Short problem: Find each line with "гражданина" and copy it.

Record excerpts:
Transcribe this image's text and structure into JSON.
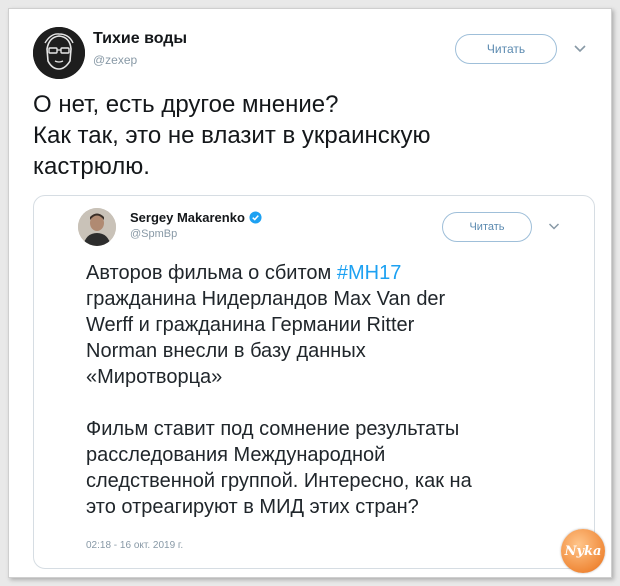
{
  "tweet": {
    "author_name": "Тихие воды",
    "author_handle": "@zexep",
    "follow_label": "Читать",
    "text_lines": [
      "О нет, есть другое мнение?",
      "Как так, это не влазит в украинскую",
      "кастрюлю."
    ]
  },
  "quoted_tweet": {
    "author_name": "Sergey Makarenko",
    "author_handle": "@SpmBp",
    "follow_label": "Читать",
    "paragraph1": {
      "line1_prefix": "Авторов фильма о сбитом ",
      "line1_hashtag": "#MH17",
      "lines": [
        "гражданина Нидерландов Max Van der",
        "Werff и гражданина Германии Ritter",
        "Norman внесли в базу данных",
        "«Миротворца»"
      ]
    },
    "paragraph2": [
      "Фильм ставит под сомнение результаты",
      "расследования Международной",
      "следственной группой. Интересно, как на",
      "это отреагируют в МИД этих стран?"
    ],
    "timestamp": "02:18 - 16 окт. 2019 г."
  },
  "colors": {
    "link": "#1da1f2",
    "follow_border": "#9fbfd9",
    "muted": "#8899a6"
  },
  "watermark_text": "Nyka"
}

Written solution:
        "гражданина Нидерландов Max Van der",
        "Werff и гражданина Германии Ritter",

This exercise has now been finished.